**Written task**
Locate each line in the entries below that contains the word "battery", and copy those lines out.

**Given data**
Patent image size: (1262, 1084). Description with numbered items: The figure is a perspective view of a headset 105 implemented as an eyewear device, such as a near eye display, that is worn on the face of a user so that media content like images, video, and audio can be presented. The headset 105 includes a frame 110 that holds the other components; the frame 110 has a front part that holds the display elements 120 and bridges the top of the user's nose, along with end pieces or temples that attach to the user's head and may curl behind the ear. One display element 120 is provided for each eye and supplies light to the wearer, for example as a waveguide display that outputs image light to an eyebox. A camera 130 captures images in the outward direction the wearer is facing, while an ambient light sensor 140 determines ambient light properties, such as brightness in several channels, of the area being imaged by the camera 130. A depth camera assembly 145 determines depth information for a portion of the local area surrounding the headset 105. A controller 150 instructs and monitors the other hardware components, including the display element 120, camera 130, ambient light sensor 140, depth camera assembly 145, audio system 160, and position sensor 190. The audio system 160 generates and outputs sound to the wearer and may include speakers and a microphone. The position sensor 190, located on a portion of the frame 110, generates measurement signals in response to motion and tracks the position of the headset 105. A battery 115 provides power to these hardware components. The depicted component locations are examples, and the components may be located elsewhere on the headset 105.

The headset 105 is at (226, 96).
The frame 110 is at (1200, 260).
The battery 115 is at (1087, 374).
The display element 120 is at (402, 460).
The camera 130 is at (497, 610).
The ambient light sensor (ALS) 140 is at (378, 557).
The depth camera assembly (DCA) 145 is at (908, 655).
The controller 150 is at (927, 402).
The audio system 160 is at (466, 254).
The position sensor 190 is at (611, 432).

**Response to this exercise**
Patent image size: (1262, 1084). Description with numbered items: The figure is a perspective view of a headset 105 implemented as an eyewear device, such as a near eye display, that is worn on the face of a user so that media content like images, video, and audio can be presented. The headset 105 includes a frame 110 that holds the other components; the frame 110 has a front part that holds the display elements 120 and bridges the top of the user's nose, along with end pieces or temples that attach to the user's head and may curl behind the ear. One display element 120 is provided for each eye and supplies light to the wearer, for example as a waveguide display that outputs image light to an eyebox. A camera 130 captures images in the outward direction the wearer is facing, while an ambient light sensor 140 determines ambient light properties, such as brightness in several channels, of the area being imaged by the camera 130. A depth camera assembly 145 determines depth information for a portion of the local area surrounding the headset 105. A controller 150 instructs and monitors the other hardware components, including the display element 120, camera 130, ambient light sensor 140, depth camera assembly 145, audio system 160, and position sensor 190. The audio system 160 generates and outputs sound to the wearer and may include speakers and a microphone. The position sensor 190, located on a portion of the frame 110, generates measurement signals in response to motion and tracks the position of the headset 105. A battery 115 provides power to these hardware components. The depicted component locations are examples, and the components may be located elsewhere on the headset 105.
The battery 115 is at (1087, 374).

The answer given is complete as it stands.